**WHAT THIS TASK INVOLVES:**
Leaving out all images, write out the records that follow exactly.

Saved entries
*****

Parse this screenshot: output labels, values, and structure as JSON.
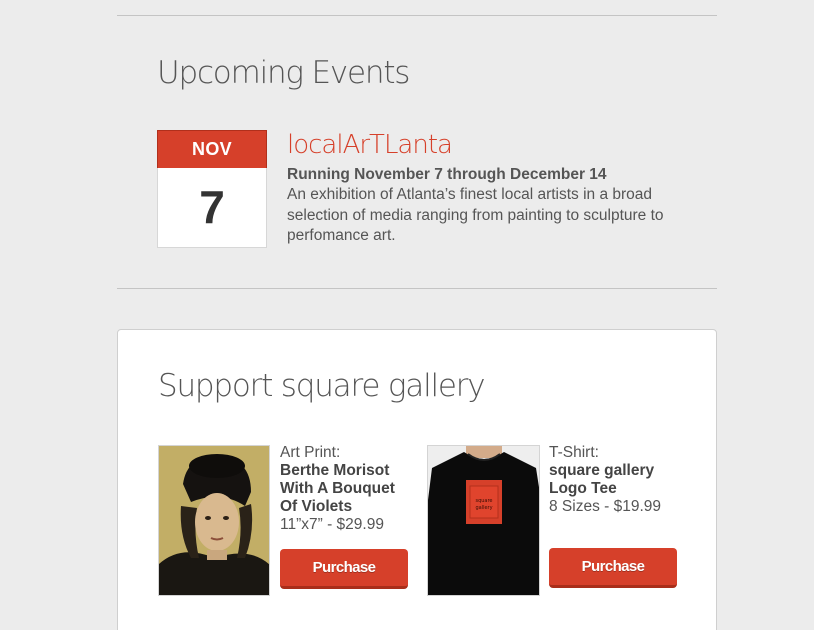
{
  "events": {
    "heading": "Upcoming Events",
    "items": [
      {
        "month": "NOV",
        "day": "7",
        "title": "localArTLanta",
        "running": "Running November 7 through December 14",
        "description": "An exhibition of Atlanta’s finest local artists in a broad selection of media ranging from painting to sculpture to perfomance art."
      }
    ]
  },
  "support": {
    "heading": "Support square gallery",
    "products": [
      {
        "type": "Art Print:",
        "name": "Berthe Morisot With A Bouquet Of Violets",
        "details": "11”x7” - $29.99",
        "button": "Purchase"
      },
      {
        "type": "T-Shirt:",
        "name": "square gallery Logo Tee",
        "details": "8 Sizes - $19.99",
        "button": "Purchase",
        "logo_text": "square gallery"
      }
    ]
  },
  "colors": {
    "accent": "#d6402a",
    "background": "#ececec",
    "card": "#ffffff"
  }
}
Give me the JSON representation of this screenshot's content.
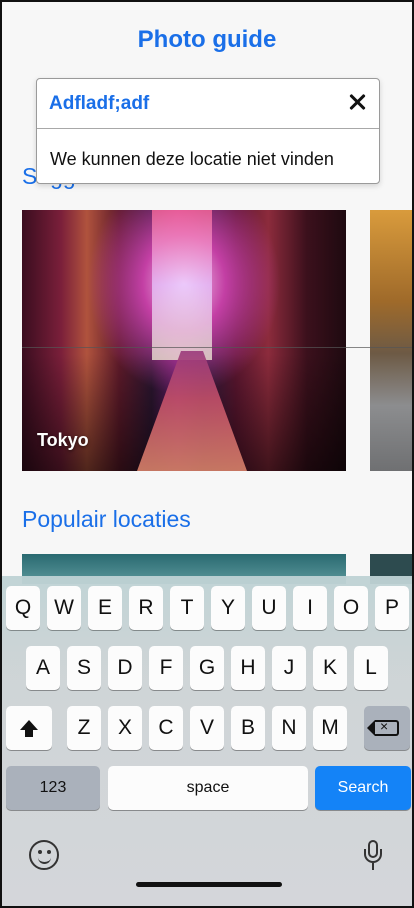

*****

**FINISHED ANSWER:**
Parse this screenshot: output labels, values, and structure as JSON.
{
  "events": {
    "heading": "Upcoming Events",
    "items": [
      {
        "month": "NOV",
        "day": "7",
        "title": "localArTLanta",
        "running": "Running November 7 through December 14",
        "description": "An exhibition of Atlanta’s finest local artists in a broad selection of media ranging from painting to sculpture to perfomance art."
      }
    ]
  },
  "support": {
    "heading": "Support square gallery",
    "products": [
      {
        "type": "Art Print:",
        "name": "Berthe Morisot With A Bouquet Of Violets",
        "details": "11”x7” - $29.99",
        "button": "Purchase"
      },
      {
        "type": "T-Shirt:",
        "name": "square gallery Logo Tee",
        "details": "8 Sizes - $19.99",
        "button": "Purchase",
        "logo_text": "square gallery"
      }
    ]
  },
  "colors": {
    "accent": "#d6402a",
    "background": "#ececec",
    "card": "#ffffff"
  }
}
Give me the JSON representation of this screenshot's content.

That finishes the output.